Stored data:

+ + + + + + +

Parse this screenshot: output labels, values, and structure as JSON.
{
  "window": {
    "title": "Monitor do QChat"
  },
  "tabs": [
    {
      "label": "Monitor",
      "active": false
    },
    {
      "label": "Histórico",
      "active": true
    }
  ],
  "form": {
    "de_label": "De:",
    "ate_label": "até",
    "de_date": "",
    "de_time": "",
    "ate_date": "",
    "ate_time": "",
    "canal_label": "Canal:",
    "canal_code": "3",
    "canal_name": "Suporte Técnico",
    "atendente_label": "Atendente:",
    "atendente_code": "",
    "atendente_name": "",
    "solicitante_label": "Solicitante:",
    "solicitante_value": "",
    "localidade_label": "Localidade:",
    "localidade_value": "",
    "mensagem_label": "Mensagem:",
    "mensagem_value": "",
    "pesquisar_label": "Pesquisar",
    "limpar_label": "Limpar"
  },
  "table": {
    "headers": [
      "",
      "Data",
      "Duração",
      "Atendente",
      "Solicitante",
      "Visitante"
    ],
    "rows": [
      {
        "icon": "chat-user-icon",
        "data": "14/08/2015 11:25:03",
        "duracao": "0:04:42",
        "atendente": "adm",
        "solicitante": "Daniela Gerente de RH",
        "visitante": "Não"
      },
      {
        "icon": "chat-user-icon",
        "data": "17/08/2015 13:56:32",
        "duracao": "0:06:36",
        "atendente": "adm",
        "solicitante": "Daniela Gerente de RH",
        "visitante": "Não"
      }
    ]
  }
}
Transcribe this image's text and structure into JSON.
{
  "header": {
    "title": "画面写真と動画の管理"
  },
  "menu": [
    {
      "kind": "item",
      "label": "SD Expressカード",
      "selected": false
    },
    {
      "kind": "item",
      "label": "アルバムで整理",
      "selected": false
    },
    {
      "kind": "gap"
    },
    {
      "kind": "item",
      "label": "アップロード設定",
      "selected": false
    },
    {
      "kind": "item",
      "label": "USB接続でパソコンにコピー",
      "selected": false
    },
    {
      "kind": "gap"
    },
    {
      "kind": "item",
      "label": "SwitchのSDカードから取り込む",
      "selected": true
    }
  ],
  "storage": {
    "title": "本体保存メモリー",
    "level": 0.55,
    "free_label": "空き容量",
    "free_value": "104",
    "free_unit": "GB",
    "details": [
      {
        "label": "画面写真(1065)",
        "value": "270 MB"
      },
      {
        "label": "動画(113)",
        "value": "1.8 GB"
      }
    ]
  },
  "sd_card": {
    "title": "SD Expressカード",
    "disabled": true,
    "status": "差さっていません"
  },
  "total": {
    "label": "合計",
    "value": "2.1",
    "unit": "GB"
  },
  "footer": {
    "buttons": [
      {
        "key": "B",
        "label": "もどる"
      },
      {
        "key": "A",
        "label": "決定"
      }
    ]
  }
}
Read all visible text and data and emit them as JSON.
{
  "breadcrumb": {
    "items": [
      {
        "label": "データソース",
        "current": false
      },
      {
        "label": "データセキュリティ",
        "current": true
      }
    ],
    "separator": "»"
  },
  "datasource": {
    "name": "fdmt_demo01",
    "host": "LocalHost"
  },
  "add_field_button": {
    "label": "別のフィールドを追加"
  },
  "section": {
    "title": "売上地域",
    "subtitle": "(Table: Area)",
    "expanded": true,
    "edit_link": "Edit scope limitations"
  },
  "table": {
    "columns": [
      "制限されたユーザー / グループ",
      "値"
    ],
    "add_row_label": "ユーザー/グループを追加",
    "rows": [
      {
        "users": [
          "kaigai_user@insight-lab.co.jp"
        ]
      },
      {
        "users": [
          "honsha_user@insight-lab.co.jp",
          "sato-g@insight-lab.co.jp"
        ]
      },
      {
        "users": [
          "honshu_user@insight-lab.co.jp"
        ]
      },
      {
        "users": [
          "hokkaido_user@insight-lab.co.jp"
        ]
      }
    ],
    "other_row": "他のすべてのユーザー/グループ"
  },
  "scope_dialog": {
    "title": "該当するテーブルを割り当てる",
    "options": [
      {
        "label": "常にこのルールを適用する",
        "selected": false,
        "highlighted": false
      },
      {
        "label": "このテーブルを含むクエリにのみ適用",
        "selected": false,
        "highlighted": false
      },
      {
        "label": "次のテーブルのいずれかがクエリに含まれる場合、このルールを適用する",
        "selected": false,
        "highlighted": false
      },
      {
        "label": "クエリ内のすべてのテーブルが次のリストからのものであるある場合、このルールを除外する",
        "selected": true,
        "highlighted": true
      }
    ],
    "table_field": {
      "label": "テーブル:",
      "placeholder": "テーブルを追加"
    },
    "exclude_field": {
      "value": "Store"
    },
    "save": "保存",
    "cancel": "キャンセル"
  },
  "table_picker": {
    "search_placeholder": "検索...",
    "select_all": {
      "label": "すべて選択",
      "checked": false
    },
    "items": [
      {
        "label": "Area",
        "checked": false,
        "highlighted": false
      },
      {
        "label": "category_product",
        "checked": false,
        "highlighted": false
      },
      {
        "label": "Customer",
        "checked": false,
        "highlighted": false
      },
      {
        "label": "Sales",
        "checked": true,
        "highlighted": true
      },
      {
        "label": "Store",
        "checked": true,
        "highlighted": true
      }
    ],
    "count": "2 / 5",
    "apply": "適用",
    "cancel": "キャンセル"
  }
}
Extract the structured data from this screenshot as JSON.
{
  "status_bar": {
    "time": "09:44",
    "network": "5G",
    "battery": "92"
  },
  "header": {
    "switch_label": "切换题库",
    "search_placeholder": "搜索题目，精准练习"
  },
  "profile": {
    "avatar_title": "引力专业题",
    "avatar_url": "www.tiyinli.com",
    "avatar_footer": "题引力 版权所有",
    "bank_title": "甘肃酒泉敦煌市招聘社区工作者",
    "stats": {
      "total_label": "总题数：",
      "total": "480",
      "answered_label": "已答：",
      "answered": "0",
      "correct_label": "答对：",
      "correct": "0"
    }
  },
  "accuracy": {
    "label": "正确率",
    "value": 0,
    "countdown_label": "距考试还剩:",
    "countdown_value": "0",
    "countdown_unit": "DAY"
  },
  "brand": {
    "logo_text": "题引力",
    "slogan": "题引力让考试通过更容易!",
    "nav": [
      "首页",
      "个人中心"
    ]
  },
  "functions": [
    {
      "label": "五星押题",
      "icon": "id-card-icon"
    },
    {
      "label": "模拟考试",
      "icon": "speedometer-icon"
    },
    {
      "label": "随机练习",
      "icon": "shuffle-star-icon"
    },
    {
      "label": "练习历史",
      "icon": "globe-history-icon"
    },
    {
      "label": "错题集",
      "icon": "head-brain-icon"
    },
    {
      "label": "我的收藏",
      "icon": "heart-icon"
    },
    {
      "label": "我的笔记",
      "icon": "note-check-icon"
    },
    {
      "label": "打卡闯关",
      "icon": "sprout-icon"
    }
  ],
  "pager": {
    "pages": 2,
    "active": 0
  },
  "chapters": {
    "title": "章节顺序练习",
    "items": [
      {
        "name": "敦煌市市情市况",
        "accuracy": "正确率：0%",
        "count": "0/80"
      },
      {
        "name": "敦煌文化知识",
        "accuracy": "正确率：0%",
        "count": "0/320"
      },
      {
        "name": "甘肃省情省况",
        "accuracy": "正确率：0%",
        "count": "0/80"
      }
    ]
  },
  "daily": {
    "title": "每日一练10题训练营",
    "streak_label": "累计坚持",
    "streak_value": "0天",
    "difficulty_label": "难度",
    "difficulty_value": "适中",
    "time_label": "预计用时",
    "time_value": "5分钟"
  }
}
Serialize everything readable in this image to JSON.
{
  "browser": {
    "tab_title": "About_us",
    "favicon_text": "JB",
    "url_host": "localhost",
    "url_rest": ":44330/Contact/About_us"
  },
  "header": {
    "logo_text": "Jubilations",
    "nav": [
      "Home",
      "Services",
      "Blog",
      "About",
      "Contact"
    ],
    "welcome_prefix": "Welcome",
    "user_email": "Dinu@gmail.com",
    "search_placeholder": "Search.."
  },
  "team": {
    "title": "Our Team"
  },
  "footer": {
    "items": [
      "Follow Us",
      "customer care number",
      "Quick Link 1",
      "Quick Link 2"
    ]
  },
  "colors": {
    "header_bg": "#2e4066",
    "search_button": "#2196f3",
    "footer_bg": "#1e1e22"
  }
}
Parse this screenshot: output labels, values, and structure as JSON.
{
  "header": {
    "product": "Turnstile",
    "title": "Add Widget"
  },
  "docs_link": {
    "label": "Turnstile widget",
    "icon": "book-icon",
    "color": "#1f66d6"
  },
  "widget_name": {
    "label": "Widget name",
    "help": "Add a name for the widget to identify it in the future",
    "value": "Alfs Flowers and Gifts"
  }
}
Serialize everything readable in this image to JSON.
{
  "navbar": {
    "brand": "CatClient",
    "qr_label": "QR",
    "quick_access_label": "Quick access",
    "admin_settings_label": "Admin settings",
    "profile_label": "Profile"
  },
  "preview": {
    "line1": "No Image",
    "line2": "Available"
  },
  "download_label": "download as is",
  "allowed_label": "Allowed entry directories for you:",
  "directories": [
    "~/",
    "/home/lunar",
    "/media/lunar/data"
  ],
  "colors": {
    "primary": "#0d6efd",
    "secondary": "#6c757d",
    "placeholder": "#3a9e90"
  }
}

+ + + + + + +

**Your instructions**
Locate the word "directories" in the data above. Copy every line carrying it.

**Response to this exercise**
  "allowed_label": "Allowed entry directories for you:",
  "directories": [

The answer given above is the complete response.